*AIM*. Take every line from the material that has the word "ylabel" in it.

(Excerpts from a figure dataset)
● ● ●

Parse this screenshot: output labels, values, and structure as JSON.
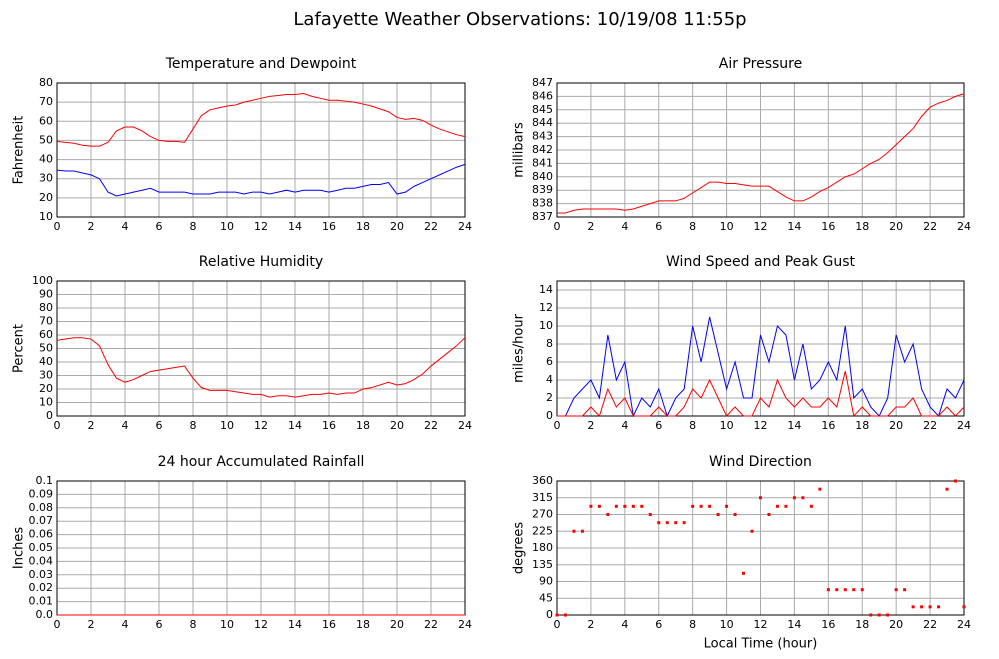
{
  "title": "Lafayette Weather Observations: 10/19/08 11:55p",
  "chart_data": [
    {
      "type": "line",
      "title": "Temperature and Dewpoint",
      "ylabel": "Fahrenheit",
      "x": [
        0,
        0.5,
        1,
        1.5,
        2,
        2.5,
        3,
        3.5,
        4,
        4.5,
        5,
        5.5,
        6,
        6.5,
        7,
        7.5,
        8,
        8.5,
        9,
        9.5,
        10,
        10.5,
        11,
        11.5,
        12,
        12.5,
        13,
        13.5,
        14,
        14.5,
        15,
        15.5,
        16,
        16.5,
        17,
        17.5,
        18,
        18.5,
        19,
        19.5,
        20,
        20.5,
        21,
        21.5,
        22,
        22.5,
        23,
        23.5,
        24
      ],
      "series": [
        {
          "color": "#ff0000",
          "values": [
            49.5,
            49,
            48.5,
            47.5,
            47,
            47,
            49,
            55,
            57,
            57,
            55,
            52,
            50,
            49.5,
            49.5,
            49,
            56,
            63,
            66,
            67,
            68,
            68.5,
            70,
            71,
            72,
            73,
            73.5,
            74,
            74,
            74.5,
            73,
            72,
            71,
            71,
            70.5,
            70,
            69,
            68,
            66.5,
            65,
            62,
            61,
            61.5,
            60.5,
            58,
            56,
            54.5,
            53,
            52
          ]
        },
        {
          "color": "#0000ff",
          "values": [
            34.5,
            34,
            34,
            33,
            32,
            30,
            23,
            21,
            22,
            23,
            24,
            25,
            23,
            23,
            23,
            23,
            22,
            22,
            22,
            23,
            23,
            23,
            22,
            23,
            23,
            22,
            23,
            24,
            23,
            24,
            24,
            24,
            23,
            24,
            25,
            25,
            26,
            27,
            27,
            28,
            22,
            23,
            26,
            28,
            30,
            32,
            34,
            36,
            37.5
          ]
        }
      ],
      "xlim": [
        0,
        24
      ],
      "ylim": [
        10,
        80
      ],
      "xticks": [
        0,
        2,
        4,
        6,
        8,
        10,
        12,
        14,
        16,
        18,
        20,
        22,
        24
      ],
      "yticks": [
        10,
        20,
        30,
        40,
        50,
        60,
        70,
        80
      ],
      "grid": true
    },
    {
      "type": "line",
      "title": "Air Pressure",
      "ylabel": "millibars",
      "x": [
        0,
        0.5,
        1,
        1.5,
        2,
        2.5,
        3,
        3.5,
        4,
        4.5,
        5,
        5.5,
        6,
        6.5,
        7,
        7.5,
        8,
        8.5,
        9,
        9.5,
        10,
        10.5,
        11,
        11.5,
        12,
        12.5,
        13,
        13.5,
        14,
        14.5,
        15,
        15.5,
        16,
        16.5,
        17,
        17.5,
        18,
        18.5,
        19,
        19.5,
        20,
        20.5,
        21,
        21.5,
        22,
        22.5,
        23,
        23.5,
        24
      ],
      "series": [
        {
          "color": "#ff0000",
          "values": [
            837.3,
            837.3,
            837.5,
            837.6,
            837.6,
            837.6,
            837.6,
            837.6,
            837.5,
            837.6,
            837.8,
            838,
            838.2,
            838.2,
            838.2,
            838.4,
            838.8,
            839.2,
            839.6,
            839.6,
            839.5,
            839.5,
            839.4,
            839.3,
            839.3,
            839.3,
            838.9,
            838.5,
            838.2,
            838.2,
            838.5,
            838.9,
            839.2,
            839.6,
            840,
            840.2,
            840.6,
            841,
            841.3,
            841.8,
            842.4,
            843,
            843.6,
            844.5,
            845.2,
            845.5,
            845.7,
            846,
            846.2
          ]
        }
      ],
      "xlim": [
        0,
        24
      ],
      "ylim": [
        837,
        847
      ],
      "xticks": [
        0,
        2,
        4,
        6,
        8,
        10,
        12,
        14,
        16,
        18,
        20,
        22,
        24
      ],
      "yticks": [
        837,
        838,
        839,
        840,
        841,
        842,
        843,
        844,
        845,
        846,
        847
      ],
      "grid": true
    },
    {
      "type": "line",
      "title": "Relative Humidity",
      "ylabel": "Percent",
      "x": [
        0,
        0.5,
        1,
        1.5,
        2,
        2.5,
        3,
        3.5,
        4,
        4.5,
        5,
        5.5,
        6,
        6.5,
        7,
        7.5,
        8,
        8.5,
        9,
        9.5,
        10,
        10.5,
        11,
        11.5,
        12,
        12.5,
        13,
        13.5,
        14,
        14.5,
        15,
        15.5,
        16,
        16.5,
        17,
        17.5,
        18,
        18.5,
        19,
        19.5,
        20,
        20.5,
        21,
        21.5,
        22,
        22.5,
        23,
        23.5,
        24
      ],
      "series": [
        {
          "color": "#ff0000",
          "values": [
            56,
            57,
            58,
            58,
            57,
            52,
            38,
            28,
            25,
            27,
            30,
            33,
            34,
            35,
            36,
            37,
            28,
            21,
            19,
            19,
            19,
            18,
            17,
            16,
            16,
            14,
            15,
            15,
            14,
            15,
            16,
            16,
            17,
            16,
            17,
            17,
            20,
            21,
            23,
            25,
            23,
            24,
            27,
            31,
            37,
            42,
            47,
            52,
            58
          ]
        }
      ],
      "xlim": [
        0,
        24
      ],
      "ylim": [
        0,
        100
      ],
      "xticks": [
        0,
        2,
        4,
        6,
        8,
        10,
        12,
        14,
        16,
        18,
        20,
        22,
        24
      ],
      "yticks": [
        0,
        10,
        20,
        30,
        40,
        50,
        60,
        70,
        80,
        90,
        100
      ],
      "grid": true
    },
    {
      "type": "line",
      "title": "Wind Speed and Peak Gust",
      "ylabel": "miles/hour",
      "x": [
        0,
        0.5,
        1,
        1.5,
        2,
        2.5,
        3,
        3.5,
        4,
        4.5,
        5,
        5.5,
        6,
        6.5,
        7,
        7.5,
        8,
        8.5,
        9,
        9.5,
        10,
        10.5,
        11,
        11.5,
        12,
        12.5,
        13,
        13.5,
        14,
        14.5,
        15,
        15.5,
        16,
        16.5,
        17,
        17.5,
        18,
        18.5,
        19,
        19.5,
        20,
        20.5,
        21,
        21.5,
        22,
        22.5,
        23,
        23.5,
        24
      ],
      "series": [
        {
          "color": "#0000ff",
          "values": [
            0,
            0,
            2,
            3,
            4,
            2,
            9,
            4,
            6,
            0,
            2,
            1,
            3,
            0,
            2,
            3,
            10,
            6,
            11,
            7,
            3,
            6,
            2,
            2,
            9,
            6,
            10,
            9,
            4,
            8,
            3,
            4,
            6,
            4,
            10,
            2,
            3,
            1,
            0,
            2,
            9,
            6,
            8,
            3,
            1,
            0,
            3,
            2,
            4
          ]
        },
        {
          "color": "#ff0000",
          "values": [
            0,
            0,
            0,
            0,
            1,
            0,
            3,
            1,
            2,
            0,
            0,
            0,
            1,
            0,
            0,
            1,
            3,
            2,
            4,
            2,
            0,
            1,
            0,
            0,
            2,
            1,
            4,
            2,
            1,
            2,
            1,
            1,
            2,
            1,
            5,
            0,
            1,
            0,
            0,
            0,
            1,
            1,
            2,
            0,
            0,
            0,
            1,
            0,
            1
          ]
        }
      ],
      "xlim": [
        0,
        24
      ],
      "ylim": [
        0,
        15
      ],
      "xticks": [
        0,
        2,
        4,
        6,
        8,
        10,
        12,
        14,
        16,
        18,
        20,
        22,
        24
      ],
      "yticks": [
        0,
        2,
        4,
        6,
        8,
        10,
        12,
        14
      ],
      "grid": true
    },
    {
      "type": "line",
      "title": "24 hour Accumulated Rainfall",
      "ylabel": "Inches",
      "x": [
        0,
        24
      ],
      "series": [
        {
          "color": "#ff0000",
          "values": [
            0,
            0
          ]
        }
      ],
      "xlim": [
        0,
        24
      ],
      "ylim": [
        0,
        0.1
      ],
      "xticks": [
        0,
        2,
        4,
        6,
        8,
        10,
        12,
        14,
        16,
        18,
        20,
        22,
        24
      ],
      "yticks": [
        {
          "value": 0,
          "label": "0.0"
        },
        0.01,
        0.02,
        0.03,
        0.04,
        0.05,
        0.06,
        0.07,
        0.08,
        0.09,
        0.1
      ],
      "grid": true
    },
    {
      "type": "scatter",
      "title": "Wind Direction",
      "ylabel": "degrees",
      "xlabel": "Local Time (hour)",
      "x": [
        0,
        0.5,
        1,
        1.5,
        2,
        2.5,
        3,
        3.5,
        4,
        4.5,
        5,
        5.5,
        6,
        6.5,
        7,
        7.5,
        8,
        8.5,
        9,
        9.5,
        10,
        10.5,
        11,
        11.5,
        12,
        12.5,
        13,
        13.5,
        14,
        14.5,
        15,
        15.5,
        16,
        16.5,
        17,
        17.5,
        18,
        18.5,
        19,
        19.5,
        20,
        20.5,
        21,
        21.5,
        22,
        22.5,
        23,
        23.5,
        24
      ],
      "series": [
        {
          "color": "#ff0000",
          "values": [
            0,
            0,
            225,
            225,
            292,
            292,
            270,
            292,
            292,
            292,
            292,
            270,
            248,
            248,
            248,
            248,
            292,
            292,
            292,
            270,
            292,
            270,
            112,
            225,
            315,
            270,
            292,
            292,
            315,
            315,
            292,
            338,
            68,
            68,
            68,
            68,
            68,
            0,
            0,
            0,
            68,
            68,
            22,
            22,
            22,
            22,
            338,
            360,
            22
          ]
        }
      ],
      "xlim": [
        0,
        24
      ],
      "ylim": [
        0,
        360
      ],
      "xticks": [
        0,
        2,
        4,
        6,
        8,
        10,
        12,
        14,
        16,
        18,
        20,
        22,
        24
      ],
      "yticks": [
        0,
        45,
        90,
        135,
        180,
        225,
        270,
        315,
        360
      ],
      "grid": true
    }
  ]
}
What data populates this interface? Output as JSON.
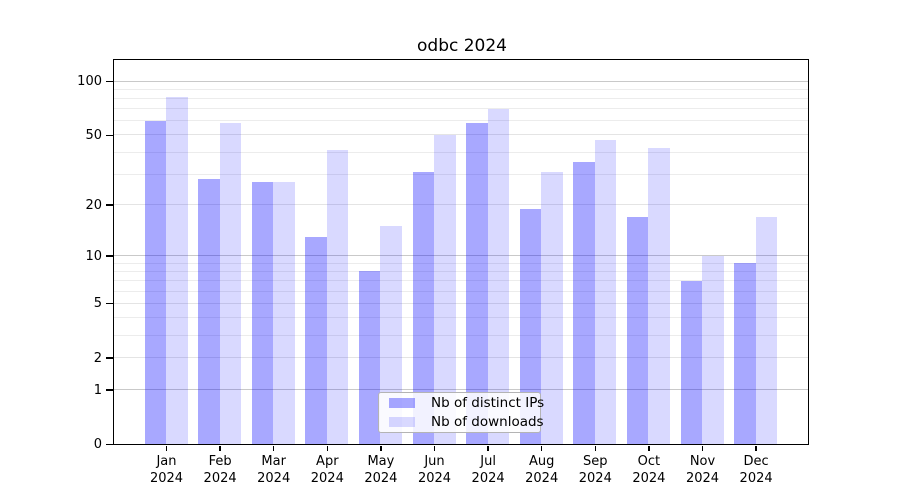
{
  "chart_data": {
    "type": "bar",
    "title": "odbc 2024",
    "categories": [
      "Jan",
      "Feb",
      "Mar",
      "Apr",
      "May",
      "Jun",
      "Jul",
      "Aug",
      "Sep",
      "Oct",
      "Nov",
      "Dec"
    ],
    "category_year": "2024",
    "series": [
      {
        "name": "Nb of distinct IPs",
        "color": "rgba(0,0,255,0.34)",
        "values": [
          60,
          28,
          27,
          13,
          8,
          31,
          58,
          19,
          35,
          17,
          7,
          9
        ]
      },
      {
        "name": "Nb of downloads",
        "color": "rgba(0,0,255,0.15)",
        "values": [
          82,
          58,
          27,
          41,
          15,
          50,
          70,
          31,
          47,
          42,
          10,
          17
        ]
      }
    ],
    "scale": "log1p",
    "ylim": [
      0,
      135
    ],
    "y_ticks": [
      {
        "value": 0,
        "label": "0"
      },
      {
        "value": 1,
        "label": "1"
      },
      {
        "value": 2,
        "label": "2"
      },
      {
        "value": 5,
        "label": "5"
      },
      {
        "value": 10,
        "label": "10"
      },
      {
        "value": 20,
        "label": "20"
      },
      {
        "value": 50,
        "label": "50"
      },
      {
        "value": 100,
        "label": "100"
      }
    ],
    "gridlines": {
      "major": [
        1,
        10,
        100
      ],
      "labeled_minor": [
        2,
        5,
        20,
        50
      ],
      "minor": [
        3,
        4,
        6,
        7,
        8,
        9,
        30,
        40,
        60,
        70,
        80,
        90
      ]
    },
    "grid_colors": {
      "major": "#c9c9c9",
      "labeled_minor": "#e4e4e4",
      "minor": "#ececec"
    },
    "legend_position": "bottom-center",
    "xlabel": "",
    "ylabel": ""
  }
}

● ● ●

*TASK RESULT*.
      "ylabel": "Fahrenheit",
      "ylabel": "millibars",
      "ylabel": "Percent",
      "ylabel": "miles/hour",
      "ylabel": "Inches",
      "ylabel": "degrees",
    "ylabel": ""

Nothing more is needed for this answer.